### EXERCICES À RÉALISER
#1 Recopiez fidèlement le passage du récit sur Tibhirine qui commence aux mots « Mes premiers contacts » et s'arrête après « 1990 et 1993). ».
#2 D'après le récit sur Tibhirine, à quelle date Christian de Chergé fut-il élu prieur ?

─── DOCUMENT SOURCE ───

Mes premiers contacts avec Tibhirine

            J’entendis parler de Christian de Chergé pour la première fois par Dom Jean-de-la-Croix PRZYLUSKI, ancien abbé d’Aiguebelle, avec qui je m’étais lié d’amitié dès le Chapitre Général de 1969, et qui, de Notre-Dame de l’Atlas où il était devenu Supérieur ad nutum, m’écrivait sa joie lors de l’élection de Christian comme prieur, le 31 mars 1984.  Quelques mois plus tard, je rencontrais Christian au Chapitre Général de Holyoke. Nous allions nous retrouver dans les trois Chapitres suivants (1987, 1990 et 1993).

            Le dialogue interreligieux mené à Tibhirine m’intéressait particulièrement. Je faisais partie du Dialogue Interreligieux Monastique (DIM), dont j’avais été un des membres fondateurs aux USA en 1977. Alors que ce dialogue s’était surtout orienté vers les rencontres avec des représentants des grandes religions d’Asie, spécialement l’hindouisme et le bouddhisme, j’avais toujours insisté pour qu’il s’ouvre aussi au dialogue avec l’Islam et Israël. (Dans ce contexte, j’avais animé à Jérusalem, durant l’été de 1979, une rencontre d’un mois entre dix Musulmans, dix Juifs et dix Chrétiens sur le thème « Unicité de Dieu »). Christian de Chergé fut invité à participer à une réunion du DIM qui eut lieu à Montserrat en avril 1995.

            C’est au cours de cette réunion de Montserrat que Christian me demanda de transmettre à l’Abbé Général, Dom Bernardo Olivera, sa requête d’une Visite Régulière spéciale pour revoir avec la communauté les décisions des trois dernières années et pour préparer l’élection du prieur qui devait avoir lieu le 31 mars suivant. Nous eûmes aussi quelques bonnes conversations au cours desquelles il m’expliqua la situation en Algérie.  C’est à ce moment-là que je commençai à m’informer sur l’histoire de l’Algérie et sur sa situation politique.

            Dom Bernardo me désigna pour faire cette Visite Régulière, qui se fit en deux phases.  Je visitai d’abord, du 20 au 28 novembre 1995, la maison annexe de Fès, au Maroc, avec la présence de Père Christian. J’y retrouvai Dom Jean-de-la-Croix. Je visitai ensuite les frères de Notre-Dame de l’Atlas à Tibhirine du 12 au 19 janvier 1996. J’y eu évidemment l’occasion de rencontrer à diverses reprises toute la communauté et aussi chacun des frères en particulier. Monseigneur Henri Tessier vint nous rendre visite vers la fin de mon séjour.  Il m’invita à donner l’homélie au cours d’une réunion de son clergé à Alger, le 19 janvier.  Je terminai mon homélie par les mots suivants, qui touchèrent le Père Évêque : « En terminant, à aucun autre titre qu'à celui d'être un frère dans la foi, j'ose vous dire:  Merci d'être là! ».

─── DONNÉES FOURNIES ───

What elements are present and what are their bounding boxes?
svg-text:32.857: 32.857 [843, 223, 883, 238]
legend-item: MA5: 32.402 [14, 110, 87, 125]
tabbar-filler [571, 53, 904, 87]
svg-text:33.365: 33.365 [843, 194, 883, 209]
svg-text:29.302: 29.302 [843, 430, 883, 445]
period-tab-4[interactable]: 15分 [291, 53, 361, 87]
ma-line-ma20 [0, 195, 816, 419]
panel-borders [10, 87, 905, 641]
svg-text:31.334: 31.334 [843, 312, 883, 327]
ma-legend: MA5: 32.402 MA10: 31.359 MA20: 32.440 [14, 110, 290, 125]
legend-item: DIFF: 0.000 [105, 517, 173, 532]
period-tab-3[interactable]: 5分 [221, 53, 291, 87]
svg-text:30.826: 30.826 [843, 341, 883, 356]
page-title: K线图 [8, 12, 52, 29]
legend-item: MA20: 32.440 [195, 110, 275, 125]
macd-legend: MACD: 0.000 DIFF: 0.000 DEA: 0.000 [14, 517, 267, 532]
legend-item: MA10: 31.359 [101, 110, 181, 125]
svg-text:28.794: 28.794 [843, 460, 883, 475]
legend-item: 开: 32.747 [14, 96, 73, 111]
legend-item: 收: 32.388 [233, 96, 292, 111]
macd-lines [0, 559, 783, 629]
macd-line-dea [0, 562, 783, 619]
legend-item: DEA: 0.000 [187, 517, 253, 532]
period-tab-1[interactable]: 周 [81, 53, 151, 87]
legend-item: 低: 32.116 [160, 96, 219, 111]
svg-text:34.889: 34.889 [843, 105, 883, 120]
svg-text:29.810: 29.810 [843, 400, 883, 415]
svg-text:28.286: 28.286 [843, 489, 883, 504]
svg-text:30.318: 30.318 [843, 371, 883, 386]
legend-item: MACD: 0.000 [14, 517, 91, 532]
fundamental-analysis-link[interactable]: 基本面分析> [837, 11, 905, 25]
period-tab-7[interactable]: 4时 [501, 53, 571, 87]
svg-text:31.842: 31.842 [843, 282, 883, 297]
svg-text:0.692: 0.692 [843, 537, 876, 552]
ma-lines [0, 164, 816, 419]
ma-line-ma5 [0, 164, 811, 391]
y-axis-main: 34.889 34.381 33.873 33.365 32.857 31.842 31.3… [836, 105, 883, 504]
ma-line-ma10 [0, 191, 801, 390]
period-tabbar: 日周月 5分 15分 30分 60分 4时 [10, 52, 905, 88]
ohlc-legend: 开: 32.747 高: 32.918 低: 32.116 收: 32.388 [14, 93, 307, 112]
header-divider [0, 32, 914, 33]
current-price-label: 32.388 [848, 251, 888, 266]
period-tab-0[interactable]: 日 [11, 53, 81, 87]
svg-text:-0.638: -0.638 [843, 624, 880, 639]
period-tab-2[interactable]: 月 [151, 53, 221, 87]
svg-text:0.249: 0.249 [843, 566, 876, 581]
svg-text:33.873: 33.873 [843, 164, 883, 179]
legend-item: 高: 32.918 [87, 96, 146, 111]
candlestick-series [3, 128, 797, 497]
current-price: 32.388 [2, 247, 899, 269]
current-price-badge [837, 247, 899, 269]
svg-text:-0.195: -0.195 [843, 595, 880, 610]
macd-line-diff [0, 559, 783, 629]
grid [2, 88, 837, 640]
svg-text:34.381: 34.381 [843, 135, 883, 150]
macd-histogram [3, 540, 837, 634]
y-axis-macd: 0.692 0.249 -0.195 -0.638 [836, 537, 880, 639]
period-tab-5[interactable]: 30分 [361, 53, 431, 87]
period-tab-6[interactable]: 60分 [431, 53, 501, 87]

───

### CORRIGÉ
#1
Mes premiers contacts avec Tibhirine

            J’entendis parler de Christian de Chergé pour la première fois par Dom Jean-de-la-Croix PRZYLUSKI, ancien abbé d’Aiguebelle, avec qui je m’étais lié d’amitié dès le Chapitre Général de 1969, et qui, de Notre-Dame de l’Atlas où il était devenu Supérieur ad nutum, m’écrivait sa joie lors de l’élection de Christian comme prieur, le 31 mars 1984.  Quelques mois plus tard, je rencontrais Christian au Chapitre Général de Holyoke. Nous allions nous retrouver dans les trois Chapitres suivants (1987, 1990 et 1993).

#2 Le 31 mars 1984.